A run of records
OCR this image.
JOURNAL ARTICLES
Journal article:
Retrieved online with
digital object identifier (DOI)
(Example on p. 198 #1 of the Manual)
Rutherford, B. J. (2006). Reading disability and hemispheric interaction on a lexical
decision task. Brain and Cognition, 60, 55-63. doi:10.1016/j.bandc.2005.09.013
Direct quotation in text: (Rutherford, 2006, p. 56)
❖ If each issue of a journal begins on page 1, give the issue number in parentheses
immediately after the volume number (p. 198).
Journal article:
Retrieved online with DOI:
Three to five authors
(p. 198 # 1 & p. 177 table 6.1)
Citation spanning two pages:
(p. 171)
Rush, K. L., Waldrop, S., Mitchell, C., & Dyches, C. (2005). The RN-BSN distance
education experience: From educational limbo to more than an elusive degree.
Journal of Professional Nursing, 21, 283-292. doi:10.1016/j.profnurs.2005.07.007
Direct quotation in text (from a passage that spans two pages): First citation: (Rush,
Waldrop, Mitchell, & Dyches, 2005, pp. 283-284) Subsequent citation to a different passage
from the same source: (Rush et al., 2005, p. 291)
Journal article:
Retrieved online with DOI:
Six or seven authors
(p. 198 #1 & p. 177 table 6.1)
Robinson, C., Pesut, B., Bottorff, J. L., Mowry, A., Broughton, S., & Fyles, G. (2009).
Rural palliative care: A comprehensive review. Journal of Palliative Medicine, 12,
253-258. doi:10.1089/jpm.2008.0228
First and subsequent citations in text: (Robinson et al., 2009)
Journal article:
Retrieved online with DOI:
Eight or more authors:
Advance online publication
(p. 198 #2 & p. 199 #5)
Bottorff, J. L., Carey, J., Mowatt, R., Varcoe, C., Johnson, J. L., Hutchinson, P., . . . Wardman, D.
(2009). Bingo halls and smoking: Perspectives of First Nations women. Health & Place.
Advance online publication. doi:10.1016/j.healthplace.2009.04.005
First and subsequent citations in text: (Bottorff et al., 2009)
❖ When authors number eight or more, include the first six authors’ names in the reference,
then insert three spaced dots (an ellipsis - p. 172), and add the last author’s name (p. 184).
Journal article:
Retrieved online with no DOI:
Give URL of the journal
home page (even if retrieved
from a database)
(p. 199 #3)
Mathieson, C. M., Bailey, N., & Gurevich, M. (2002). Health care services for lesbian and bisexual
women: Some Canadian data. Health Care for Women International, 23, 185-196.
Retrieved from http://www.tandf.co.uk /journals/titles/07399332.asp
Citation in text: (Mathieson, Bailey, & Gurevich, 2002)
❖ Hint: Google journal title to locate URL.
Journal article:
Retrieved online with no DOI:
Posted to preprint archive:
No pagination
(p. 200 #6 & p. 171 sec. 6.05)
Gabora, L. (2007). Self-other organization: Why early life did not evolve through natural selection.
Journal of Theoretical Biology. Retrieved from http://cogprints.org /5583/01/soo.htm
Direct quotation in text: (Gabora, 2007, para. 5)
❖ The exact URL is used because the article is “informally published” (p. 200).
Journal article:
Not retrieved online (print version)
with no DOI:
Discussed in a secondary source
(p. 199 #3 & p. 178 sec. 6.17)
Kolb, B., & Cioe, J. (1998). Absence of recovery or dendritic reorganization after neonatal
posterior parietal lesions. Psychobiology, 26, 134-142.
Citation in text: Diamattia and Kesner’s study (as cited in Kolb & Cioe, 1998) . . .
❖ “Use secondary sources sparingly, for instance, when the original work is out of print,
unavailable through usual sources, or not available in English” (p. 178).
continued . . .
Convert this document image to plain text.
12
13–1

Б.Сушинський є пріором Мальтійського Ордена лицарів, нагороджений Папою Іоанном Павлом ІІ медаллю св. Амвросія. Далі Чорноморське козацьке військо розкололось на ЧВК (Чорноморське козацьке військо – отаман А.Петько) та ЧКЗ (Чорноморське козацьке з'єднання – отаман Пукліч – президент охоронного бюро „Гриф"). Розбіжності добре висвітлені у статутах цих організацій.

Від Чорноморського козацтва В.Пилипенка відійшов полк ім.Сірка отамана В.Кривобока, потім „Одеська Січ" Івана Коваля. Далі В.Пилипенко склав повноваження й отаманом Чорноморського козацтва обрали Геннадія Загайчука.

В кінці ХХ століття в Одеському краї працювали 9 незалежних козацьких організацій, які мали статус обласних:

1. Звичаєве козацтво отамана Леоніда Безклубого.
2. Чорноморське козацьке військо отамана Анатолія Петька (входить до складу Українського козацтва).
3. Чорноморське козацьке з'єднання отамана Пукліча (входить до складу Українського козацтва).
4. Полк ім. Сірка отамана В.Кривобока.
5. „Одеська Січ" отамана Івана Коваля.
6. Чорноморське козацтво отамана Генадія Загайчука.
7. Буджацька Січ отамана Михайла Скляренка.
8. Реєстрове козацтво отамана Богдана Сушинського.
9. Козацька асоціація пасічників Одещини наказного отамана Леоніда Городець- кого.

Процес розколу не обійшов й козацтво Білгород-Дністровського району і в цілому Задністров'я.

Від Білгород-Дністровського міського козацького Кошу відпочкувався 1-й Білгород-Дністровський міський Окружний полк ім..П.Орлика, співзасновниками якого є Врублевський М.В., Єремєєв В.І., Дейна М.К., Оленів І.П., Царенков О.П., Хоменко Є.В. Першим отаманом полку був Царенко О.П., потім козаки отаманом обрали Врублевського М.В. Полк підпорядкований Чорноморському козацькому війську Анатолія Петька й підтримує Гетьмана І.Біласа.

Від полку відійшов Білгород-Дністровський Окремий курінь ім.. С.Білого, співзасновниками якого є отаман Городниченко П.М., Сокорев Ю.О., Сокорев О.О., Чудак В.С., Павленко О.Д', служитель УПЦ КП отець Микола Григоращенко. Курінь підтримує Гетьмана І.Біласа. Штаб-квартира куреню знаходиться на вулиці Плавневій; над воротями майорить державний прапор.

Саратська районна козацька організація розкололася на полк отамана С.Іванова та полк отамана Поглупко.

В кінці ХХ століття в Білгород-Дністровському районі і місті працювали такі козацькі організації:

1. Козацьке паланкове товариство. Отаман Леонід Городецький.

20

• _What you have to do_:
All entries shown above should be printed again exactly.

• _Answer to the exercise_:
OCR this image.
JOURNAL ARTICLES
Journal article:
Retrieved online with
digital object identifier (DOI)
(Example on p. 198 #1 of the Manual)
Rutherford, B. J. (2006). Reading disability and hemispheric interaction on a lexical
decision task. Brain and Cognition, 60, 55-63. doi:10.1016/j.bandc.2005.09.013
Direct quotation in text: (Rutherford, 2006, p. 56)
❖ If each issue of a journal begins on page 1, give the issue number in parentheses
immediately after the volume number (p. 198).
Journal article:
Retrieved online with DOI:
Three to five authors
(p. 198 # 1 & p. 177 table 6.1)
Citation spanning two pages:
(p. 171)
Rush, K. L., Waldrop, S., Mitchell, C., & Dyches, C. (2005). The RN-BSN distance
education experience: From educational limbo to more than an elusive degree.
Journal of Professional Nursing, 21, 283-292. doi:10.1016/j.profnurs.2005.07.007
Direct quotation in text (from a passage that spans two pages): First citation: (Rush,
Waldrop, Mitchell, & Dyches, 2005, pp. 283-284) Subsequent citation to a different passage
from the same source: (Rush et al., 2005, p. 291)
Journal article:
Retrieved online with DOI:
Six or seven authors
(p. 198 #1 & p. 177 table 6.1)
Robinson, C., Pesut, B., Bottorff, J. L., Mowry, A., Broughton, S., & Fyles, G. (2009).
Rural palliative care: A comprehensive review. Journal of Palliative Medicine, 12,
253-258. doi:10.1089/jpm.2008.0228
First and subsequent citations in text: (Robinson et al., 2009)
Journal article:
Retrieved online with DOI:
Eight or more authors:
Advance online publication
(p. 198 #2 & p. 199 #5)
Bottorff, J. L., Carey, J., Mowatt, R., Varcoe, C., Johnson, J. L., Hutchinson, P., . . . Wardman, D.
(2009). Bingo halls and smoking: Perspectives of First Nations women. Health & Place.
Advance online publication. doi:10.1016/j.healthplace.2009.04.005
First and subsequent citations in text: (Bottorff et al., 2009)
❖ When authors number eight or more, include the first six authors’ names in the reference,
then insert three spaced dots (an ellipsis - p. 172), and add the last author’s name (p. 184).
Journal article:
Retrieved online with no DOI:
Give URL of the journal
home page (even if retrieved
from a database)
(p. 199 #3)
Mathieson, C. M., Bailey, N., & Gurevich, M. (2002). Health care services for lesbian and bisexual
women: Some Canadian data. Health Care for Women International, 23, 185-196.
Retrieved from http://www.tandf.co.uk /journals/titles/07399332.asp
Citation in text: (Mathieson, Bailey, & Gurevich, 2002)
❖ Hint: Google journal title to locate URL.
Journal article:
Retrieved online with no DOI:
Posted to preprint archive:
No pagination
(p. 200 #6 & p. 171 sec. 6.05)
Gabora, L. (2007). Self-other organization: Why early life did not evolve through natural selection.
Journal of Theoretical Biology. Retrieved from http://cogprints.org /5583/01/soo.htm
Direct quotation in text: (Gabora, 2007, para. 5)
❖ The exact URL is used because the article is “informally published” (p. 200).
Journal article:
Not retrieved online (print version)
with no DOI:
Discussed in a secondary source
(p. 199 #3 & p. 178 sec. 6.17)
Kolb, B., & Cioe, J. (1998). Absence of recovery or dendritic reorganization after neonatal
posterior parietal lesions. Psychobiology, 26, 134-142.
Citation in text: Diamattia and Kesner’s study (as cited in Kolb & Cioe, 1998) . . .
❖ “Use secondary sources sparingly, for instance, when the original work is out of print,
unavailable through usual sources, or not available in English” (p. 178).
continued . . .
Convert this document image to plain text.
12
13–1

Б.Сушинський є пріором Мальтійського Ордена лицарів, нагороджений Папою Іоанном Павлом ІІ медаллю св. Амвросія. Далі Чорноморське козацьке військо розкололось на ЧВК (Чорноморське козацьке військо – отаман А.Петько) та ЧКЗ (Чорноморське козацьке з'єднання – отаман Пукліч – президент охоронного бюро „Гриф"). Розбіжності добре висвітлені у статутах цих організацій.

Від Чорноморського козацтва В.Пилипенка відійшов полк ім.Сірка отамана В.Кривобока, потім „Одеська Січ" Івана Коваля. Далі В.Пилипенко склав повноваження й отаманом Чорноморського козацтва обрали Геннадія Загайчука.

В кінці ХХ століття в Одеському краї працювали 9 незалежних козацьких організацій, які мали статус обласних:

1. Звичаєве козацтво отамана Леоніда Безклубого.
2. Чорноморське козацьке військо отамана Анатолія Петька (входить до складу Українського козацтва).
3. Чорноморське козацьке з'єднання отамана Пукліча (входить до складу Українського козацтва).
4. Полк ім. Сірка отамана В.Кривобока.
5. „Одеська Січ" отамана Івана Коваля.
6. Чорноморське козацтво отамана Генадія Загайчука.
7. Буджацька Січ отамана Михайла Скляренка.
8. Реєстрове козацтво отамана Богдана Сушинського.
9. Козацька асоціація пасічників Одещини наказного отамана Леоніда Городець- кого.

Процес розколу не обійшов й козацтво Білгород-Дністровського району і в цілому Задністров'я.

Від Білгород-Дністровського міського козацького Кошу відпочкувався 1-й Білгород-Дністровський міський Окружний полк ім..П.Орлика, співзасновниками якого є Врублевський М.В., Єремєєв В.І., Дейна М.К., Оленів І.П., Царенков О.П., Хоменко Є.В. Першим отаманом полку був Царенко О.П., потім козаки отаманом обрали Врублевського М.В. Полк підпорядкований Чорноморському козацькому війську Анатолія Петька й підтримує Гетьмана І.Біласа.

Від полку відійшов Білгород-Дністровський Окремий курінь ім.. С.Білого, співзасновниками якого є отаман Городниченко П.М., Сокорев Ю.О., Сокорев О.О., Чудак В.С., Павленко О.Д', служитель УПЦ КП отець Микола Григоращенко. Курінь підтримує Гетьмана І.Біласа. Штаб-квартира куреню знаходиться на вулиці Плавневій; над воротями майорить державний прапор.

Саратська районна козацька організація розкололася на полк отамана С.Іванова та полк отамана Поглупко.

В кінці ХХ століття в Білгород-Дністровському районі і місті працювали такі козацькі організації:

1. Козацьке паланкове товариство. Отаман Леонід Городецький.

20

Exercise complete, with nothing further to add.